#### [Work required]
Collect all the lines that mention the word "object".

#### [Task data]

━━━━━━━━

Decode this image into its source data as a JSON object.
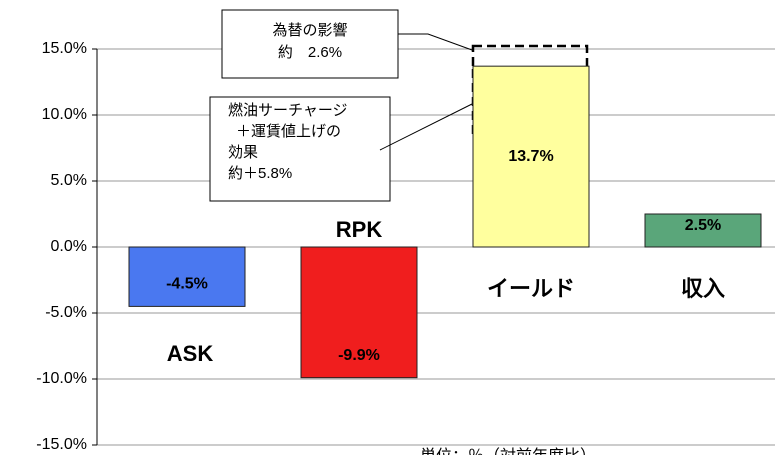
{
  "chart_data": {
    "type": "bar",
    "categories": [
      "ASK",
      "RPK",
      "イールド",
      "収入"
    ],
    "values": [
      -4.5,
      -9.9,
      13.7,
      2.5
    ],
    "value_labels": [
      "-4.5%",
      "-9.9%",
      "13.7%",
      "2.5%"
    ],
    "colors": [
      "#4a78f0",
      "#f01e1e",
      "#ffff9e",
      "#5aa67a"
    ],
    "ylim": [
      -15,
      15
    ],
    "yticks": [
      {
        "value": 15,
        "label": "15.0%"
      },
      {
        "value": 10,
        "label": "10.0%"
      },
      {
        "value": 5,
        "label": "5.0%"
      },
      {
        "value": 0,
        "label": "0.0%"
      },
      {
        "value": -5,
        "label": "-5.0%"
      },
      {
        "value": -10,
        "label": "-10.0%"
      },
      {
        "value": -15,
        "label": "-15.0%"
      }
    ],
    "grid": true,
    "annotations": [
      [
        "為替の影響",
        "約　2.6%"
      ],
      [
        "燃油サーチャージ",
        "＋運賃値上げの",
        "効果",
        "約＋5.8%"
      ]
    ],
    "note": "単位：％（対前年度比）"
  }
}
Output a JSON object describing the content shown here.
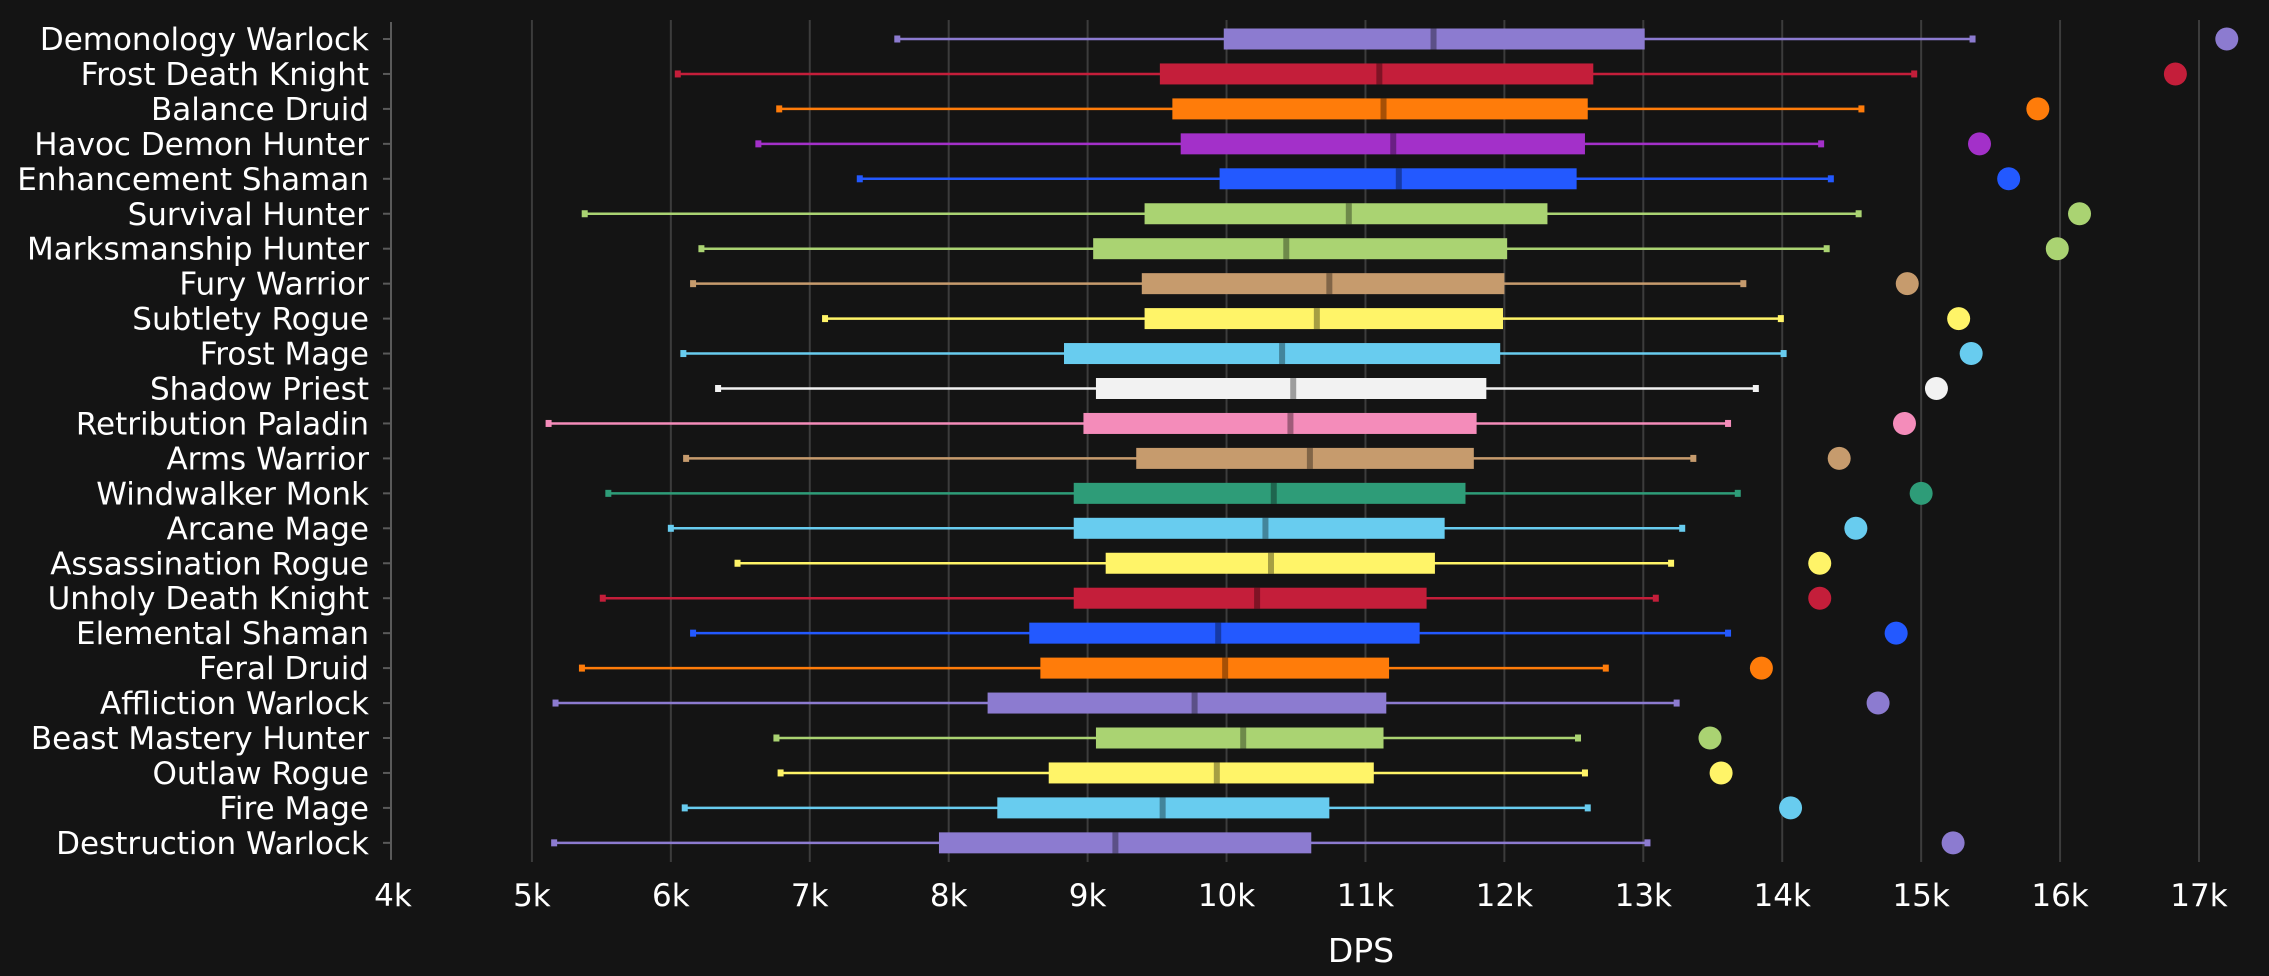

━━━━━━━━

#### [Solved problem]
Decode this image into its source data as a JSON object.
Output a JSON object describing the content shown here.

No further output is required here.